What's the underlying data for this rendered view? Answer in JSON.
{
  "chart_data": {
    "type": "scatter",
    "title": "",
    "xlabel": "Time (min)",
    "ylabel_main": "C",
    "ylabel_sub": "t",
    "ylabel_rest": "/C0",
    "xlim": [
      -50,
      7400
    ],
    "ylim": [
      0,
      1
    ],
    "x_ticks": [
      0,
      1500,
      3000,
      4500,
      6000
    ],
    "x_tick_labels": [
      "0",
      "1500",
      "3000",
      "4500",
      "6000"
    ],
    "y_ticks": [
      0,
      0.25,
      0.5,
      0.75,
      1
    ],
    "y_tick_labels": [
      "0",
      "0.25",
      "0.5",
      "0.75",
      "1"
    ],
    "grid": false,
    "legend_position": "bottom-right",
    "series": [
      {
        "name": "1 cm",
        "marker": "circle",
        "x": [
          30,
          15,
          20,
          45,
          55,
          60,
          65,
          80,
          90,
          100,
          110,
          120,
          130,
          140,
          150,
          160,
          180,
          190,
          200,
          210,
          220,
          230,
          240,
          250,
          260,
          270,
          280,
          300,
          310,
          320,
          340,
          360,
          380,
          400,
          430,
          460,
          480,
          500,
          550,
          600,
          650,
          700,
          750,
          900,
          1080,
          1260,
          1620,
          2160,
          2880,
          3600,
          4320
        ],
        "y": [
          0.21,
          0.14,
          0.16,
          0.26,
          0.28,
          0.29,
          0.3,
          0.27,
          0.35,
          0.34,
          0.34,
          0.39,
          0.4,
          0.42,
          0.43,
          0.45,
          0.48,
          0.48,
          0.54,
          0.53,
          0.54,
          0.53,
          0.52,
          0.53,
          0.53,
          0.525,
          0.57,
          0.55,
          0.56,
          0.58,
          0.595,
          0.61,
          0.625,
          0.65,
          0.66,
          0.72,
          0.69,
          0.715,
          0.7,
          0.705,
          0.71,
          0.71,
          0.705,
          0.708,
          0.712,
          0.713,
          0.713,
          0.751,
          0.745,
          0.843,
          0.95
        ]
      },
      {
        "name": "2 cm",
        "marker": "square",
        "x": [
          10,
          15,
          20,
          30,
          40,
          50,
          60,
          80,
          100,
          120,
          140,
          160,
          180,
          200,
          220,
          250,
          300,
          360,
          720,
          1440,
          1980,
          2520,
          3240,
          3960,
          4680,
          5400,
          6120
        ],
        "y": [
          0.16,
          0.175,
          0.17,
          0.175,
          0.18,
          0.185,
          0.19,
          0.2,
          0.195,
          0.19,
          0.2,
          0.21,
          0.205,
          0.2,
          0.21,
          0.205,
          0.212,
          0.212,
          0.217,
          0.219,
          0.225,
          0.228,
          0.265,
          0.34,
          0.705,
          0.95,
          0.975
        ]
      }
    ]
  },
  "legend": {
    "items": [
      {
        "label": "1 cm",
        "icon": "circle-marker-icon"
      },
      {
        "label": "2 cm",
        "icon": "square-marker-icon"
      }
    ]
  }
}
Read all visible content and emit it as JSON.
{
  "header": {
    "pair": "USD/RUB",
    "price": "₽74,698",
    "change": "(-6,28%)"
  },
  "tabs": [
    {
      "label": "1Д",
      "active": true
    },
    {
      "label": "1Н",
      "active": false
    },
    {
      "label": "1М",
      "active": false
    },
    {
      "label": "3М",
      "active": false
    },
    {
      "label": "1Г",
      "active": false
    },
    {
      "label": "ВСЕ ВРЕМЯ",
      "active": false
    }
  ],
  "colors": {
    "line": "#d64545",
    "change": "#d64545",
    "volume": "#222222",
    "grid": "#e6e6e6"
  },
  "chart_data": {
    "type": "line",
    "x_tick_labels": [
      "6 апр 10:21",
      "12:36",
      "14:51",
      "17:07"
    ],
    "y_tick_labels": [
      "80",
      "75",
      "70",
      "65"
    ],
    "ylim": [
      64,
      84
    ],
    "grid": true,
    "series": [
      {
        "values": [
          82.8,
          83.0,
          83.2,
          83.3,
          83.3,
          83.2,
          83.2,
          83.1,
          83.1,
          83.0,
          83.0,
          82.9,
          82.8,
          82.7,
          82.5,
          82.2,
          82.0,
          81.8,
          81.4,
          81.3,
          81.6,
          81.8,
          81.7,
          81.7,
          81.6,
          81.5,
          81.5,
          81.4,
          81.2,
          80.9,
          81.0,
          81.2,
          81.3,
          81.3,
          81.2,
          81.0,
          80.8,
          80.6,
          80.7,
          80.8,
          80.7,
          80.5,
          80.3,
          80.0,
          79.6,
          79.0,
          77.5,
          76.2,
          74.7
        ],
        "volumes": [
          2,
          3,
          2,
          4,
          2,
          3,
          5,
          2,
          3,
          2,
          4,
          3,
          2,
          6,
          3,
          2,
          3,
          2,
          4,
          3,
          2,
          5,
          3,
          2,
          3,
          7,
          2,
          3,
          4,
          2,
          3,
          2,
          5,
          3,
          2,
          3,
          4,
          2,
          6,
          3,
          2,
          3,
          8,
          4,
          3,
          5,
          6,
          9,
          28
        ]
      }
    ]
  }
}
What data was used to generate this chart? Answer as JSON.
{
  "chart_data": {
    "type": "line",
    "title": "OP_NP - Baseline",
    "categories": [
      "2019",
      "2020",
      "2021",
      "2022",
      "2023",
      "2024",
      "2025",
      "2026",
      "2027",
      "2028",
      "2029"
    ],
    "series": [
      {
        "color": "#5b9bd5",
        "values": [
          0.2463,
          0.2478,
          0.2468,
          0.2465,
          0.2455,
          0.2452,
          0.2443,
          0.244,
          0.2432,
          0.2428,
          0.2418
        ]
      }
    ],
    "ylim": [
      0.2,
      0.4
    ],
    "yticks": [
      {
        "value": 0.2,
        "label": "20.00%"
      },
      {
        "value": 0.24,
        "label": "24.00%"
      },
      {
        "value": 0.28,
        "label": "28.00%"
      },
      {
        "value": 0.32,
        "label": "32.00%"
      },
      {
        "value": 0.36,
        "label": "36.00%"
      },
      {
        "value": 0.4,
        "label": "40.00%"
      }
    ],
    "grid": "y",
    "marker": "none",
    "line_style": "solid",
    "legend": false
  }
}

+---+

Aim of the task:
Please set down the whole listing above without altering a single line.

Exercise output:
What's the underlying data for this rendered view? Answer in JSON.
{
  "chart_data": {
    "type": "scatter",
    "title": "",
    "xlabel": "Time (min)",
    "ylabel_main": "C",
    "ylabel_sub": "t",
    "ylabel_rest": "/C0",
    "xlim": [
      -50,
      7400
    ],
    "ylim": [
      0,
      1
    ],
    "x_ticks": [
      0,
      1500,
      3000,
      4500,
      6000
    ],
    "x_tick_labels": [
      "0",
      "1500",
      "3000",
      "4500",
      "6000"
    ],
    "y_ticks": [
      0,
      0.25,
      0.5,
      0.75,
      1
    ],
    "y_tick_labels": [
      "0",
      "0.25",
      "0.5",
      "0.75",
      "1"
    ],
    "grid": false,
    "legend_position": "bottom-right",
    "series": [
      {
        "name": "1 cm",
        "marker": "circle",
        "x": [
          30,
          15,
          20,
          45,
          55,
          60,
          65,
          80,
          90,
          100,
          110,
          120,
          130,
          140,
          150,
          160,
          180,
          190,
          200,
          210,
          220,
          230,
          240,
          250,
          260,
          270,
          280,
          300,
          310,
          320,
          340,
          360,
          380,
          400,
          430,
          460,
          480,
          500,
          550,
          600,
          650,
          700,
          750,
          900,
          1080,
          1260,
          1620,
          2160,
          2880,
          3600,
          4320
        ],
        "y": [
          0.21,
          0.14,
          0.16,
          0.26,
          0.28,
          0.29,
          0.3,
          0.27,
          0.35,
          0.34,
          0.34,
          0.39,
          0.4,
          0.42,
          0.43,
          0.45,
          0.48,
          0.48,
          0.54,
          0.53,
          0.54,
          0.53,
          0.52,
          0.53,
          0.53,
          0.525,
          0.57,
          0.55,
          0.56,
          0.58,
          0.595,
          0.61,
          0.625,
          0.65,
          0.66,
          0.72,
          0.69,
          0.715,
          0.7,
          0.705,
          0.71,
          0.71,
          0.705,
          0.708,
          0.712,
          0.713,
          0.713,
          0.751,
          0.745,
          0.843,
          0.95
        ]
      },
      {
        "name": "2 cm",
        "marker": "square",
        "x": [
          10,
          15,
          20,
          30,
          40,
          50,
          60,
          80,
          100,
          120,
          140,
          160,
          180,
          200,
          220,
          250,
          300,
          360,
          720,
          1440,
          1980,
          2520,
          3240,
          3960,
          4680,
          5400,
          6120
        ],
        "y": [
          0.16,
          0.175,
          0.17,
          0.175,
          0.18,
          0.185,
          0.19,
          0.2,
          0.195,
          0.19,
          0.2,
          0.21,
          0.205,
          0.2,
          0.21,
          0.205,
          0.212,
          0.212,
          0.217,
          0.219,
          0.225,
          0.228,
          0.265,
          0.34,
          0.705,
          0.95,
          0.975
        ]
      }
    ]
  },
  "legend": {
    "items": [
      {
        "label": "1 cm",
        "icon": "circle-marker-icon"
      },
      {
        "label": "2 cm",
        "icon": "square-marker-icon"
      }
    ]
  }
}
Read all visible content and emit it as JSON.
{
  "header": {
    "pair": "USD/RUB",
    "price": "₽74,698",
    "change": "(-6,28%)"
  },
  "tabs": [
    {
      "label": "1Д",
      "active": true
    },
    {
      "label": "1Н",
      "active": false
    },
    {
      "label": "1М",
      "active": false
    },
    {
      "label": "3М",
      "active": false
    },
    {
      "label": "1Г",
      "active": false
    },
    {
      "label": "ВСЕ ВРЕМЯ",
      "active": false
    }
  ],
  "colors": {
    "line": "#d64545",
    "change": "#d64545",
    "volume": "#222222",
    "grid": "#e6e6e6"
  },
  "chart_data": {
    "type": "line",
    "x_tick_labels": [
      "6 апр 10:21",
      "12:36",
      "14:51",
      "17:07"
    ],
    "y_tick_labels": [
      "80",
      "75",
      "70",
      "65"
    ],
    "ylim": [
      64,
      84
    ],
    "grid": true,
    "series": [
      {
        "values": [
          82.8,
          83.0,
          83.2,
          83.3,
          83.3,
          83.2,
          83.2,
          83.1,
          83.1,
          83.0,
          83.0,
          82.9,
          82.8,
          82.7,
          82.5,
          82.2,
          82.0,
          81.8,
          81.4,
          81.3,
          81.6,
          81.8,
          81.7,
          81.7,
          81.6,
          81.5,
          81.5,
          81.4,
          81.2,
          80.9,
          81.0,
          81.2,
          81.3,
          81.3,
          81.2,
          81.0,
          80.8,
          80.6,
          80.7,
          80.8,
          80.7,
          80.5,
          80.3,
          80.0,
          79.6,
          79.0,
          77.5,
          76.2,
          74.7
        ],
        "volumes": [
          2,
          3,
          2,
          4,
          2,
          3,
          5,
          2,
          3,
          2,
          4,
          3,
          2,
          6,
          3,
          2,
          3,
          2,
          4,
          3,
          2,
          5,
          3,
          2,
          3,
          7,
          2,
          3,
          4,
          2,
          3,
          2,
          5,
          3,
          2,
          3,
          4,
          2,
          6,
          3,
          2,
          3,
          8,
          4,
          3,
          5,
          6,
          9,
          28
        ]
      }
    ]
  }
}
What data was used to generate this chart? Answer as JSON.
{
  "chart_data": {
    "type": "line",
    "title": "OP_NP - Baseline",
    "categories": [
      "2019",
      "2020",
      "2021",
      "2022",
      "2023",
      "2024",
      "2025",
      "2026",
      "2027",
      "2028",
      "2029"
    ],
    "series": [
      {
        "color": "#5b9bd5",
        "values": [
          0.2463,
          0.2478,
          0.2468,
          0.2465,
          0.2455,
          0.2452,
          0.2443,
          0.244,
          0.2432,
          0.2428,
          0.2418
        ]
      }
    ],
    "ylim": [
      0.2,
      0.4
    ],
    "yticks": [
      {
        "value": 0.2,
        "label": "20.00%"
      },
      {
        "value": 0.24,
        "label": "24.00%"
      },
      {
        "value": 0.28,
        "label": "28.00%"
      },
      {
        "value": 0.32,
        "label": "32.00%"
      },
      {
        "value": 0.36,
        "label": "36.00%"
      },
      {
        "value": 0.4,
        "label": "40.00%"
      }
    ],
    "grid": "y",
    "marker": "none",
    "line_style": "solid",
    "legend": false
  }
}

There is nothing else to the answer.